__Your objective__: Give every line again exactly as it appears, please, but not the pictures.

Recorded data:
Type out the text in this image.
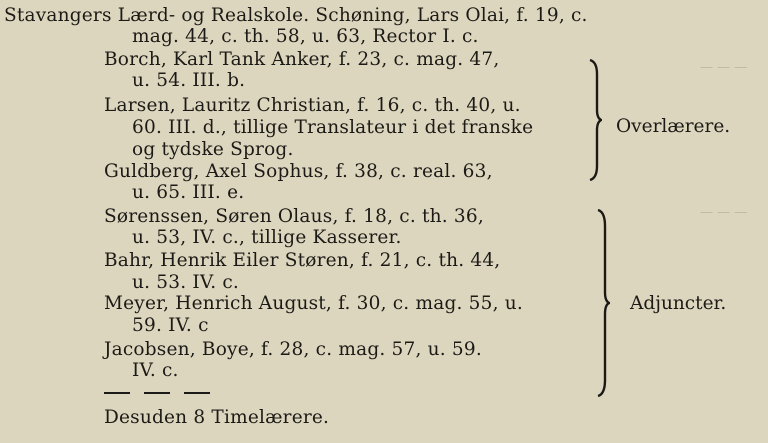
— — —
— — —
Stavangers Lærd- og Realskole. Schøning, Lars Olai, f. 19, c.
mag. 44, c. th. 58, u. 63, Rector I. c.
Borch, Karl Tank Anker, f. 23, c. mag. 47,
u. 54. III. b.
Larsen, Lauritz Christian, f. 16, c. th. 40, u.
60. III. d., tillige Translateur i det franske
og tydske Sprog.
Guldberg, Axel Sophus, f. 38, c. real. 63,
u. 65. III. e.
Sørenssen, Søren Olaus, f. 18, c. th. 36,
u. 53, IV. c., tillige Kasserer.
Bahr, Henrik Eiler Støren, f. 21, c. th. 44,
u. 53. IV. c.
Meyer, Henrich August, f. 30, c. mag. 55, u.
59. IV. c
Jacobsen, Boye, f. 28, c. mag. 57, u. 59.
IV. c.
Overlærere.
Adjuncter.
Desuden 8 Timelærere.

__Written response__:
Type out the text in this image.
— — —
— — —
Stavangers Lærd- og Realskole. Schøning, Lars Olai, f. 19, c.
mag. 44, c. th. 58, u. 63, Rector I. c.
Borch, Karl Tank Anker, f. 23, c. mag. 47,
u. 54. III. b.
Larsen, Lauritz Christian, f. 16, c. th. 40, u.
60. III. d., tillige Translateur i det franske
og tydske Sprog.
Guldberg, Axel Sophus, f. 38, c. real. 63,
u. 65. III. e.
Sørenssen, Søren Olaus, f. 18, c. th. 36,
u. 53, IV. c., tillige Kasserer.
Bahr, Henrik Eiler Støren, f. 21, c. th. 44,
u. 53. IV. c.
Meyer, Henrich August, f. 30, c. mag. 55, u.
59. IV. c
Jacobsen, Boye, f. 28, c. mag. 57, u. 59.
IV. c.
Overlærere.
Adjuncter.
Desuden 8 Timelærere.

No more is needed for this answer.